Please return every one of the rows below word for word, leaving out the pictures.

**INPUT**:
——————

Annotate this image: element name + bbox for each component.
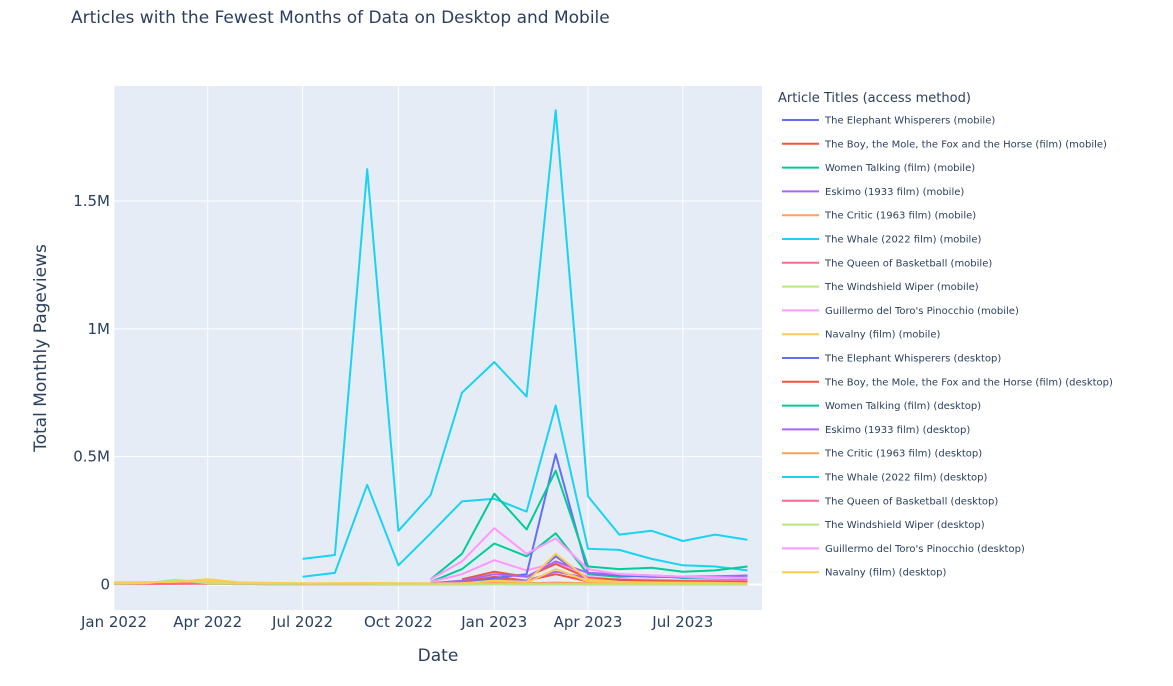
x-tick-label: Jan 2023 xyxy=(460,613,527,631)
y-tick-label: 1M xyxy=(88,320,111,338)
series-line xyxy=(430,527,748,581)
series-line xyxy=(302,109,748,560)
legend-item[interactable]: The Boy, the Mole, the Fox and the Horse… xyxy=(782,139,1107,150)
legend-item[interactable]: The Elephant Whisperers (mobile) xyxy=(782,116,995,127)
legend-item[interactable]: The Critic (1963 film) (desktop) xyxy=(782,449,982,460)
series-line xyxy=(113,552,748,585)
x-tick-label: Apr 2022 xyxy=(173,613,242,631)
legend-item[interactable]: The Elephant Whisperers (desktop) xyxy=(782,354,1001,365)
legend-item[interactable]: Eskimo (1933 film) (mobile) xyxy=(782,187,964,198)
legend-label: The Whale (2022 film) (desktop) xyxy=(824,473,987,484)
x-axis-ticks: Jan 2022 Apr 2022 Jul 2022 Oct 2022 Jan 2023… xyxy=(80,613,713,631)
legend-label: The Queen of Basketball (desktop) xyxy=(824,496,998,507)
legend-item[interactable]: Women Talking (film) (desktop) xyxy=(782,401,981,412)
plot-area xyxy=(114,86,762,610)
legend-item[interactable]: The Queen of Basketball (desktop) xyxy=(782,496,998,507)
legend-title: Article Titles (access method) xyxy=(778,91,971,106)
chart-title: Articles with the Fewest Months of Data … xyxy=(71,8,610,28)
legend-item[interactable]: The Queen of Basketball (mobile) xyxy=(782,258,992,269)
legend-label: The Boy, the Mole, the Fox and the Horse… xyxy=(824,377,1113,388)
legend-label: The Queen of Basketball (mobile) xyxy=(824,258,992,269)
legend-label: Guillermo del Toro's Pinocchio (mobile) xyxy=(825,306,1019,317)
legend-label: The Windshield Wiper (desktop) xyxy=(824,520,985,531)
series-line xyxy=(461,563,748,583)
legend-item[interactable]: The Critic (1963 film) (mobile) xyxy=(782,211,976,222)
legend-item[interactable]: Eskimo (1933 film) (desktop) xyxy=(782,425,970,436)
legend-item[interactable]: Guillermo del Toro's Pinocchio (desktop) xyxy=(782,544,1025,555)
y-tick-label: 0 xyxy=(100,575,110,593)
legend-label: The Windshield Wiper (mobile) xyxy=(824,282,979,293)
legend-item[interactable]: The Boy, the Mole, the Fox and the Horse… xyxy=(782,377,1113,388)
x-tick-label: Jul 2022 xyxy=(271,613,333,631)
legend-label: The Boy, the Mole, the Fox and the Horse… xyxy=(824,139,1107,150)
legend-label: Women Talking (film) (desktop) xyxy=(825,401,981,412)
x-tick-label: Oct 2022 xyxy=(364,613,433,631)
legend-label: Guillermo del Toro's Pinocchio (desktop) xyxy=(825,544,1025,555)
legend: Article Titles (access method) The Eleph… xyxy=(778,91,1113,579)
series-line xyxy=(302,404,748,578)
legend-item[interactable]: The Whale (2022 film) (mobile) xyxy=(782,235,981,246)
legend-item[interactable]: Women Talking (film) (mobile) xyxy=(782,163,975,174)
legend-label: Eskimo (1933 film) (mobile) xyxy=(825,187,964,198)
y-tick-label: 0.5M xyxy=(73,448,110,466)
legend-item[interactable]: The Whale (2022 film) (desktop) xyxy=(782,473,987,484)
x-axis-title: Date xyxy=(418,646,459,666)
legend-label: Navalny (film) (desktop) xyxy=(825,568,946,579)
legend-label: Eskimo (1933 film) (desktop) xyxy=(825,425,970,436)
legend-label: The Critic (1963 film) (mobile) xyxy=(824,211,976,222)
legend-item[interactable]: Navalny (film) (mobile) xyxy=(782,330,940,341)
legend-item[interactable]: The Windshield Wiper (mobile) xyxy=(782,282,979,293)
legend-label: The Elephant Whisperers (desktop) xyxy=(824,354,1001,365)
x-tick-label: Apr 2023 xyxy=(554,613,623,631)
x-tick-label: Jul 2023 xyxy=(651,613,713,631)
legend-item[interactable]: Navalny (film) (desktop) xyxy=(782,568,946,579)
x-tick-label: Jan 2022 xyxy=(80,613,147,631)
series-line xyxy=(430,469,748,581)
y-axis-title: Total Monthly Pageviews xyxy=(31,244,51,453)
legend-label: The Critic (1963 film) (desktop) xyxy=(824,449,982,460)
legend-label: The Elephant Whisperers (mobile) xyxy=(824,116,995,127)
legend-label: Women Talking (film) (mobile) xyxy=(825,163,975,174)
gridlines xyxy=(113,86,762,610)
series-lines xyxy=(113,109,748,586)
legend-label: The Whale (2022 film) (mobile) xyxy=(824,235,981,246)
y-axis-ticks: 0 0.5M 1M 1.5M xyxy=(73,192,110,593)
y-tick-label: 1.5M xyxy=(73,192,110,210)
legend-item[interactable]: Guillermo del Toro's Pinocchio (mobile) xyxy=(782,306,1019,317)
legend-item[interactable]: The Windshield Wiper (desktop) xyxy=(782,520,985,531)
legend-label: Navalny (film) (mobile) xyxy=(825,330,940,341)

——————

**RESULT FOR THIS TASK**:
Annotate this image: element name + bbox for each component.
x-tick-label: Jan 2023 xyxy=(460,613,527,631)
y-tick-label: 1M xyxy=(88,320,111,338)
series-line xyxy=(430,527,748,581)
series-line xyxy=(302,109,748,560)
legend-item[interactable]: The Boy, the Mole, the Fox and the Horse… xyxy=(782,139,1107,150)
legend-item[interactable]: The Elephant Whisperers (mobile) xyxy=(782,116,995,127)
legend-item[interactable]: The Critic (1963 film) (desktop) xyxy=(782,449,982,460)
series-line xyxy=(113,552,748,585)
x-tick-label: Apr 2022 xyxy=(173,613,242,631)
legend-item[interactable]: The Elephant Whisperers (desktop) xyxy=(782,354,1001,365)
legend-item[interactable]: Eskimo (1933 film) (mobile) xyxy=(782,187,964,198)
legend-label: The Whale (2022 film) (desktop) xyxy=(824,473,987,484)
x-axis-ticks: Jan 2022 Apr 2022 Jul 2022 Oct 2022 Jan 2023… xyxy=(80,613,713,631)
legend-label: The Queen of Basketball (desktop) xyxy=(824,496,998,507)
legend-item[interactable]: Women Talking (film) (desktop) xyxy=(782,401,981,412)
plot-area xyxy=(114,86,762,610)
legend-item[interactable]: The Queen of Basketball (desktop) xyxy=(782,496,998,507)
legend-title: Article Titles (access method) xyxy=(778,91,971,106)
chart-title: Articles with the Fewest Months of Data … xyxy=(71,8,610,28)
legend-item[interactable]: The Queen of Basketball (mobile) xyxy=(782,258,992,269)
legend-label: The Boy, the Mole, the Fox and the Horse… xyxy=(824,377,1113,388)
legend-label: The Queen of Basketball (mobile) xyxy=(824,258,992,269)
legend-label: Guillermo del Toro's Pinocchio (mobile) xyxy=(825,306,1019,317)
legend-label: The Windshield Wiper (desktop) xyxy=(824,520,985,531)
series-line xyxy=(461,563,748,583)
legend-item[interactable]: The Critic (1963 film) (mobile) xyxy=(782,211,976,222)
legend-item[interactable]: Eskimo (1933 film) (desktop) xyxy=(782,425,970,436)
legend-item[interactable]: Guillermo del Toro's Pinocchio (desktop) xyxy=(782,544,1025,555)
y-tick-label: 0 xyxy=(100,575,110,593)
legend-label: The Windshield Wiper (mobile) xyxy=(824,282,979,293)
legend-item[interactable]: The Boy, the Mole, the Fox and the Horse… xyxy=(782,377,1113,388)
x-tick-label: Jul 2022 xyxy=(271,613,333,631)
legend-label: The Boy, the Mole, the Fox and the Horse… xyxy=(824,139,1107,150)
legend-label: Women Talking (film) (desktop) xyxy=(825,401,981,412)
x-tick-label: Oct 2022 xyxy=(364,613,433,631)
legend-label: Guillermo del Toro's Pinocchio (desktop) xyxy=(825,544,1025,555)
legend: Article Titles (access method) The Eleph… xyxy=(778,91,1113,579)
series-line xyxy=(302,404,748,578)
legend-item[interactable]: The Whale (2022 film) (mobile) xyxy=(782,235,981,246)
legend-item[interactable]: Women Talking (film) (mobile) xyxy=(782,163,975,174)
legend-label: Eskimo (1933 film) (mobile) xyxy=(825,187,964,198)
y-tick-label: 0.5M xyxy=(73,448,110,466)
legend-item[interactable]: The Whale (2022 film) (desktop) xyxy=(782,473,987,484)
x-axis-title: Date xyxy=(418,646,459,666)
legend-label: Navalny (film) (desktop) xyxy=(825,568,946,579)
legend-label: Eskimo (1933 film) (desktop) xyxy=(825,425,970,436)
legend-label: The Critic (1963 film) (mobile) xyxy=(824,211,976,222)
legend-item[interactable]: Navalny (film) (mobile) xyxy=(782,330,940,341)
legend-item[interactable]: The Windshield Wiper (mobile) xyxy=(782,282,979,293)
legend-label: The Elephant Whisperers (desktop) xyxy=(824,354,1001,365)
x-tick-label: Apr 2023 xyxy=(554,613,623,631)
x-tick-label: Jul 2023 xyxy=(651,613,713,631)
legend-item[interactable]: Navalny (film) (desktop) xyxy=(782,568,946,579)
x-tick-label: Jan 2022 xyxy=(80,613,147,631)
series-line xyxy=(430,469,748,581)
y-axis-title: Total Monthly Pageviews xyxy=(31,244,51,453)
legend-label: The Critic (1963 film) (desktop) xyxy=(824,449,982,460)
legend-label: The Elephant Whisperers (mobile) xyxy=(824,116,995,127)
legend-label: Women Talking (film) (mobile) xyxy=(825,163,975,174)
gridlines xyxy=(113,86,762,610)
series-lines xyxy=(113,109,748,586)
legend-label: The Whale (2022 film) (mobile) xyxy=(824,235,981,246)
y-axis-ticks: 0 0.5M 1M 1.5M xyxy=(73,192,110,593)
y-tick-label: 1.5M xyxy=(73,192,110,210)
legend-item[interactable]: Guillermo del Toro's Pinocchio (mobile) xyxy=(782,306,1019,317)
legend-item[interactable]: The Windshield Wiper (desktop) xyxy=(782,520,985,531)
legend-label: Navalny (film) (mobile) xyxy=(825,330,940,341)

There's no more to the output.